[Records excerpted from a collection]
────────────────────────────────────────
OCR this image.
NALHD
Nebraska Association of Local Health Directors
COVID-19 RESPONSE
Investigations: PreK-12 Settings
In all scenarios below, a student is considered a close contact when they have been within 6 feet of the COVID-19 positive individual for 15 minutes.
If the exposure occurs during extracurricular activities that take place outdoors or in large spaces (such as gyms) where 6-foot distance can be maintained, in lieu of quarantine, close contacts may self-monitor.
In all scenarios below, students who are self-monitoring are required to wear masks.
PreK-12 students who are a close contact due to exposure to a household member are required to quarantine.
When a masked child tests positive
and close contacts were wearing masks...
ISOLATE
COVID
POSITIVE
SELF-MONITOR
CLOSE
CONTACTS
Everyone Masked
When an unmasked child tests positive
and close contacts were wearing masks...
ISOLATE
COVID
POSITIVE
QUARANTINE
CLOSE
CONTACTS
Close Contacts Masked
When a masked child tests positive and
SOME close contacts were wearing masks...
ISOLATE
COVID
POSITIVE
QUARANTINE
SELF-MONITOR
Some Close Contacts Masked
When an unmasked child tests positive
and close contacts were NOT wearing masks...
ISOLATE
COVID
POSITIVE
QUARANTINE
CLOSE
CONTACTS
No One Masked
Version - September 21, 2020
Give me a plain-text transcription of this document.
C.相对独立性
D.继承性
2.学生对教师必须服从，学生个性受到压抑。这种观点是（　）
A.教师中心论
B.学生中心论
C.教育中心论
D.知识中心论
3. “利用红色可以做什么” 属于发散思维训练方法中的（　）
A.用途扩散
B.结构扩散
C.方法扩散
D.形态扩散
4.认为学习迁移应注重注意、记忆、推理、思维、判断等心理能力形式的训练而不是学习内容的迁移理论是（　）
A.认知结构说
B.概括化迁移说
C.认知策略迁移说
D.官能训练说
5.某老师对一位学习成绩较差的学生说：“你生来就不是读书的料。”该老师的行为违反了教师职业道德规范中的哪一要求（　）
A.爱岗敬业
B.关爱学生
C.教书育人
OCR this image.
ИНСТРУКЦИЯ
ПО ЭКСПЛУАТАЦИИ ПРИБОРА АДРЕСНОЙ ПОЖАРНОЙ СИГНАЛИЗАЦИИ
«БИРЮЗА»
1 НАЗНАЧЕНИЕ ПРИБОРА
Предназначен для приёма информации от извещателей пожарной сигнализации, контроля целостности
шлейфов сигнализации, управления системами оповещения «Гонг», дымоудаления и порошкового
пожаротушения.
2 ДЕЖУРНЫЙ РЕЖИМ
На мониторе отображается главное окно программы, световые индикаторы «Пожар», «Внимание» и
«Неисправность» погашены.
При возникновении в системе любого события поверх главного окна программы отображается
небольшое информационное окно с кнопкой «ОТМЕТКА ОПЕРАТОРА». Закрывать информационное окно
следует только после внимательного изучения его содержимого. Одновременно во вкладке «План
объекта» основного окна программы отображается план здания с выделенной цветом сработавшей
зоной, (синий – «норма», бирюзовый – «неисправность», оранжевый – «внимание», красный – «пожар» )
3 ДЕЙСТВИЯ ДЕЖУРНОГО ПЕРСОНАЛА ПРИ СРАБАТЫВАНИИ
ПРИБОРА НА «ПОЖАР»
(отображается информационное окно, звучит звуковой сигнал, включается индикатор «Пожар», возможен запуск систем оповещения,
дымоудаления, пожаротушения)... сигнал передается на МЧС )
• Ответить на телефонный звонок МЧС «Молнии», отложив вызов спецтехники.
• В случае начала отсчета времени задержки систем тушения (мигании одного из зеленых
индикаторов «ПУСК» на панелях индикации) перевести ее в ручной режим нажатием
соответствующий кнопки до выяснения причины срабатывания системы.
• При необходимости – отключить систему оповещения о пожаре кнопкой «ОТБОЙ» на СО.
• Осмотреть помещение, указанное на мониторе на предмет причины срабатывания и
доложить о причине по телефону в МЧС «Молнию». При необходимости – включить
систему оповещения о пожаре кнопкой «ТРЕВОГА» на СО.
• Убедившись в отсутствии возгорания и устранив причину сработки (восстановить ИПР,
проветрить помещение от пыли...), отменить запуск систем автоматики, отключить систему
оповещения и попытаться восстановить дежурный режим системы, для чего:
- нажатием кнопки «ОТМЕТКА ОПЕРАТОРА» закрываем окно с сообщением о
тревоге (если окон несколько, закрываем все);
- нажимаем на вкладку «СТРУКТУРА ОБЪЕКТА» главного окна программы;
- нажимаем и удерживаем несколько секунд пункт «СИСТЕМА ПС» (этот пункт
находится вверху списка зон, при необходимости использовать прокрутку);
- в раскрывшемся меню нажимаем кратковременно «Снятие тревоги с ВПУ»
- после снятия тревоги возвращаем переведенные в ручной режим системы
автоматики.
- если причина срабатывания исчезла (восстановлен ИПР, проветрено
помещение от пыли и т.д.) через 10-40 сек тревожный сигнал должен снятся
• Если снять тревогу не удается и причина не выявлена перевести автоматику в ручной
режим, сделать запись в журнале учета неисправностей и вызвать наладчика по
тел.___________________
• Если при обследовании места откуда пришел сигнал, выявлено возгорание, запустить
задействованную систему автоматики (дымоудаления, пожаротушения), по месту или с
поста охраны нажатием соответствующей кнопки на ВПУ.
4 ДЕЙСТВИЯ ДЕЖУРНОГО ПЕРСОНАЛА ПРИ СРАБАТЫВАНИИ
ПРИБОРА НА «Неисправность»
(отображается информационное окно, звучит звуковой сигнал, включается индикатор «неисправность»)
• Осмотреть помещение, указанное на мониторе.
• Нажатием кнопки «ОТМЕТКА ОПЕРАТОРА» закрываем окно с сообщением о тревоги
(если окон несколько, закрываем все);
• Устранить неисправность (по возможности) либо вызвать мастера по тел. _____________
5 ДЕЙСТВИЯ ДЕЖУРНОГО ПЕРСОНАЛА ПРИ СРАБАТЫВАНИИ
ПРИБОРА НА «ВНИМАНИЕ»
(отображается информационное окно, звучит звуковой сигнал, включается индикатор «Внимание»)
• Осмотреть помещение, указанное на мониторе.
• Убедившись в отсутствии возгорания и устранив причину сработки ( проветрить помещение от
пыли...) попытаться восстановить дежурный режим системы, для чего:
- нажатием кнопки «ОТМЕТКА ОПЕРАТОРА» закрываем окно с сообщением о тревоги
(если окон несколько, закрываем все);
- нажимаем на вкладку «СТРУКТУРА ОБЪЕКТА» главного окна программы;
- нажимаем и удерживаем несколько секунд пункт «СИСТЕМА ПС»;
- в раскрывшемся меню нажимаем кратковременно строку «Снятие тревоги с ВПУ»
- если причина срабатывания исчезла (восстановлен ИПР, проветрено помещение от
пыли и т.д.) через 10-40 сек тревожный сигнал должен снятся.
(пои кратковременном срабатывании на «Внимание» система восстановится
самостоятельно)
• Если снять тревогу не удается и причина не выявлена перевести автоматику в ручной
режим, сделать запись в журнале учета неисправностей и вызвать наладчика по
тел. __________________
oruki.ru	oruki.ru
────────────────────────────────────────
### Required task
Your task is to repeat the data exactly; please include every line.

### Response to the task
OCR this image.
NALHD
Nebraska Association of Local Health Directors
COVID-19 RESPONSE
Investigations: PreK-12 Settings
In all scenarios below, a student is considered a close contact when they have been within 6 feet of the COVID-19 positive individual for 15 minutes.
If the exposure occurs during extracurricular activities that take place outdoors or in large spaces (such as gyms) where 6-foot distance can be maintained, in lieu of quarantine, close contacts may self-monitor.
In all scenarios below, students who are self-monitoring are required to wear masks.
PreK-12 students who are a close contact due to exposure to a household member are required to quarantine.
When a masked child tests positive
and close contacts were wearing masks...
ISOLATE
COVID
POSITIVE
SELF-MONITOR
CLOSE
CONTACTS
Everyone Masked
When an unmasked child tests positive
and close contacts were wearing masks...
ISOLATE
COVID
POSITIVE
QUARANTINE
CLOSE
CONTACTS
Close Contacts Masked
When a masked child tests positive and
SOME close contacts were wearing masks...
ISOLATE
COVID
POSITIVE
QUARANTINE
SELF-MONITOR
Some Close Contacts Masked
When an unmasked child tests positive
and close contacts were NOT wearing masks...
ISOLATE
COVID
POSITIVE
QUARANTINE
CLOSE
CONTACTS
No One Masked
Version - September 21, 2020
Give me a plain-text transcription of this document.
C.相对独立性
D.继承性
2.学生对教师必须服从，学生个性受到压抑。这种观点是（　）
A.教师中心论
B.学生中心论
C.教育中心论
D.知识中心论
3. “利用红色可以做什么” 属于发散思维训练方法中的（　）
A.用途扩散
B.结构扩散
C.方法扩散
D.形态扩散
4.认为学习迁移应注重注意、记忆、推理、思维、判断等心理能力形式的训练而不是学习内容的迁移理论是（　）
A.认知结构说
B.概括化迁移说
C.认知策略迁移说
D.官能训练说
5.某老师对一位学习成绩较差的学生说：“你生来就不是读书的料。”该老师的行为违反了教师职业道德规范中的哪一要求（　）
A.爱岗敬业
B.关爱学生
C.教书育人
OCR this image.
ИНСТРУКЦИЯ
ПО ЭКСПЛУАТАЦИИ ПРИБОРА АДРЕСНОЙ ПОЖАРНОЙ СИГНАЛИЗАЦИИ
«БИРЮЗА»
1 НАЗНАЧЕНИЕ ПРИБОРА
Предназначен для приёма информации от извещателей пожарной сигнализации, контроля целостности
шлейфов сигнализации, управления системами оповещения «Гонг», дымоудаления и порошкового
пожаротушения.
2 ДЕЖУРНЫЙ РЕЖИМ
На мониторе отображается главное окно программы, световые индикаторы «Пожар», «Внимание» и
«Неисправность» погашены.
При возникновении в системе любого события поверх главного окна программы отображается
небольшое информационное окно с кнопкой «ОТМЕТКА ОПЕРАТОРА». Закрывать информационное окно
следует только после внимательного изучения его содержимого. Одновременно во вкладке «План
объекта» основного окна программы отображается план здания с выделенной цветом сработавшей
зоной, (синий – «норма», бирюзовый – «неисправность», оранжевый – «внимание», красный – «пожар» )
3 ДЕЙСТВИЯ ДЕЖУРНОГО ПЕРСОНАЛА ПРИ СРАБАТЫВАНИИ
ПРИБОРА НА «ПОЖАР»
(отображается информационное окно, звучит звуковой сигнал, включается индикатор «Пожар», возможен запуск систем оповещения,
дымоудаления, пожаротушения)... сигнал передается на МЧС )
• Ответить на телефонный звонок МЧС «Молнии», отложив вызов спецтехники.
• В случае начала отсчета времени задержки систем тушения (мигании одного из зеленых
индикаторов «ПУСК» на панелях индикации) перевести ее в ручной режим нажатием
соответствующий кнопки до выяснения причины срабатывания системы.
• При необходимости – отключить систему оповещения о пожаре кнопкой «ОТБОЙ» на СО.
• Осмотреть помещение, указанное на мониторе на предмет причины срабатывания и
доложить о причине по телефону в МЧС «Молнию». При необходимости – включить
систему оповещения о пожаре кнопкой «ТРЕВОГА» на СО.
• Убедившись в отсутствии возгорания и устранив причину сработки (восстановить ИПР,
проветрить помещение от пыли...), отменить запуск систем автоматики, отключить систему
оповещения и попытаться восстановить дежурный режим системы, для чего:
- нажатием кнопки «ОТМЕТКА ОПЕРАТОРА» закрываем окно с сообщением о
тревоге (если окон несколько, закрываем все);
- нажимаем на вкладку «СТРУКТУРА ОБЪЕКТА» главного окна программы;
- нажимаем и удерживаем несколько секунд пункт «СИСТЕМА ПС» (этот пункт
находится вверху списка зон, при необходимости использовать прокрутку);
- в раскрывшемся меню нажимаем кратковременно «Снятие тревоги с ВПУ»
- после снятия тревоги возвращаем переведенные в ручной режим системы
автоматики.
- если причина срабатывания исчезла (восстановлен ИПР, проветрено
помещение от пыли и т.д.) через 10-40 сек тревожный сигнал должен снятся
• Если снять тревогу не удается и причина не выявлена перевести автоматику в ручной
режим, сделать запись в журнале учета неисправностей и вызвать наладчика по
тел.___________________
• Если при обследовании места откуда пришел сигнал, выявлено возгорание, запустить
задействованную систему автоматики (дымоудаления, пожаротушения), по месту или с
поста охраны нажатием соответствующей кнопки на ВПУ.
4 ДЕЙСТВИЯ ДЕЖУРНОГО ПЕРСОНАЛА ПРИ СРАБАТЫВАНИИ
ПРИБОРА НА «Неисправность»
(отображается информационное окно, звучит звуковой сигнал, включается индикатор «неисправность»)
• Осмотреть помещение, указанное на мониторе.
• Нажатием кнопки «ОТМЕТКА ОПЕРАТОРА» закрываем окно с сообщением о тревоги
(если окон несколько, закрываем все);
• Устранить неисправность (по возможности) либо вызвать мастера по тел. _____________
5 ДЕЙСТВИЯ ДЕЖУРНОГО ПЕРСОНАЛА ПРИ СРАБАТЫВАНИИ
ПРИБОРА НА «ВНИМАНИЕ»
(отображается информационное окно, звучит звуковой сигнал, включается индикатор «Внимание»)
• Осмотреть помещение, указанное на мониторе.
• Убедившись в отсутствии возгорания и устранив причину сработки ( проветрить помещение от
пыли...) попытаться восстановить дежурный режим системы, для чего:
- нажатием кнопки «ОТМЕТКА ОПЕРАТОРА» закрываем окно с сообщением о тревоги
(если окон несколько, закрываем все);
- нажимаем на вкладку «СТРУКТУРА ОБЪЕКТА» главного окна программы;
- нажимаем и удерживаем несколько секунд пункт «СИСТЕМА ПС»;
- в раскрывшемся меню нажимаем кратковременно строку «Снятие тревоги с ВПУ»
- если причина срабатывания исчезла (восстановлен ИПР, проветрено помещение от
пыли и т.д.) через 10-40 сек тревожный сигнал должен снятся.
(пои кратковременном срабатывании на «Внимание» система восстановится
самостоятельно)
• Если снять тревогу не удается и причина не выявлена перевести автоматику в ручной
режим, сделать запись в журнале учета неисправностей и вызвать наладчика по
тел. __________________
oruki.ru	oruki.ru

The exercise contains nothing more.